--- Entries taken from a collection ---
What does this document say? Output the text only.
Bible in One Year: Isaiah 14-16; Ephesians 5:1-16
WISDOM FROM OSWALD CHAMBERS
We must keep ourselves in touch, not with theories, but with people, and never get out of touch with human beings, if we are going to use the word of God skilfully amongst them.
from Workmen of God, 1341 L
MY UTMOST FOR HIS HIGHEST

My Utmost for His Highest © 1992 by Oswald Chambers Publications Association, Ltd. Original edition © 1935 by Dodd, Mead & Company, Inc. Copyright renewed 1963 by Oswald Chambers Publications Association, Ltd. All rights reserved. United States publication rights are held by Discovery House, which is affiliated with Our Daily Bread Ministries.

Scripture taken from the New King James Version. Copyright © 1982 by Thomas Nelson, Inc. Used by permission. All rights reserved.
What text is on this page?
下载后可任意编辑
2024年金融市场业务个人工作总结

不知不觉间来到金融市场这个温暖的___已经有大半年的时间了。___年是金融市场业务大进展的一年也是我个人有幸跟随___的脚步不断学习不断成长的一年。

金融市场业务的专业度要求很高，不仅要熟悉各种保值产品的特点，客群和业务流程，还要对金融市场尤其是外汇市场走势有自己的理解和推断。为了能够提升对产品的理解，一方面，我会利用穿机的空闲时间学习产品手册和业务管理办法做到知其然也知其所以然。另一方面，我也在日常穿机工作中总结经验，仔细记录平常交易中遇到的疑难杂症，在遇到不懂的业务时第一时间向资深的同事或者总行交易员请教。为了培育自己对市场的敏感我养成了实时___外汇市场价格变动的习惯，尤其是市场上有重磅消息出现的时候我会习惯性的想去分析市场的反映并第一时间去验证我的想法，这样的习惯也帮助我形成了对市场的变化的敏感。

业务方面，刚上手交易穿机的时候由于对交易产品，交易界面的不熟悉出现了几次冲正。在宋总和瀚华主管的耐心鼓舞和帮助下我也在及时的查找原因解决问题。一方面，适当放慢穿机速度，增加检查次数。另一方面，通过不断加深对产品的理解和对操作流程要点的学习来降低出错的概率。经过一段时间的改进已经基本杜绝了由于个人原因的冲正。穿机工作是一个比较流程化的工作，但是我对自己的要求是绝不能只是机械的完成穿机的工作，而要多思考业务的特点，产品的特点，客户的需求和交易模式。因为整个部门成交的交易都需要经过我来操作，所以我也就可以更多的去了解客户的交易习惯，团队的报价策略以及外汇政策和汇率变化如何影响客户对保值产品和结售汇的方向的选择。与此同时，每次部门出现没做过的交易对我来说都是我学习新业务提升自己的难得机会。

--- STATED EXERCISE ---
Your task is to extract all of the records exactly.

--- ANSWER TO THE PROBLEM ---
What does this document say? Output the text only.
Bible in One Year: Isaiah 14-16; Ephesians 5:1-16
WISDOM FROM OSWALD CHAMBERS
We must keep ourselves in touch, not with theories, but with people, and never get out of touch with human beings, if we are going to use the word of God skilfully amongst them.
from Workmen of God, 1341 L
MY UTMOST FOR HIS HIGHEST

My Utmost for His Highest © 1992 by Oswald Chambers Publications Association, Ltd. Original edition © 1935 by Dodd, Mead & Company, Inc. Copyright renewed 1963 by Oswald Chambers Publications Association, Ltd. All rights reserved. United States publication rights are held by Discovery House, which is affiliated with Our Daily Bread Ministries.

Scripture taken from the New King James Version. Copyright © 1982 by Thomas Nelson, Inc. Used by permission. All rights reserved.
What text is on this page?
下载后可任意编辑
2024年金融市场业务个人工作总结

不知不觉间来到金融市场这个温暖的___已经有大半年的时间了。___年是金融市场业务大进展的一年也是我个人有幸跟随___的脚步不断学习不断成长的一年。

金融市场业务的专业度要求很高，不仅要熟悉各种保值产品的特点，客群和业务流程，还要对金融市场尤其是外汇市场走势有自己的理解和推断。为了能够提升对产品的理解，一方面，我会利用穿机的空闲时间学习产品手册和业务管理办法做到知其然也知其所以然。另一方面，我也在日常穿机工作中总结经验，仔细记录平常交易中遇到的疑难杂症，在遇到不懂的业务时第一时间向资深的同事或者总行交易员请教。为了培育自己对市场的敏感我养成了实时___外汇市场价格变动的习惯，尤其是市场上有重磅消息出现的时候我会习惯性的想去分析市场的反映并第一时间去验证我的想法，这样的习惯也帮助我形成了对市场的变化的敏感。

业务方面，刚上手交易穿机的时候由于对交易产品，交易界面的不熟悉出现了几次冲正。在宋总和瀚华主管的耐心鼓舞和帮助下我也在及时的查找原因解决问题。一方面，适当放慢穿机速度，增加检查次数。另一方面，通过不断加深对产品的理解和对操作流程要点的学习来降低出错的概率。经过一段时间的改进已经基本杜绝了由于个人原因的冲正。穿机工作是一个比较流程化的工作，但是我对自己的要求是绝不能只是机械的完成穿机的工作，而要多思考业务的特点，产品的特点，客户的需求和交易模式。因为整个部门成交的交易都需要经过我来操作，所以我也就可以更多的去了解客户的交易习惯，团队的报价策略以及外汇政策和汇率变化如何影响客户对保值产品和结售汇的方向的选择。与此同时，每次部门出现没做过的交易对我来说都是我学习新业务提升自己的难得机会。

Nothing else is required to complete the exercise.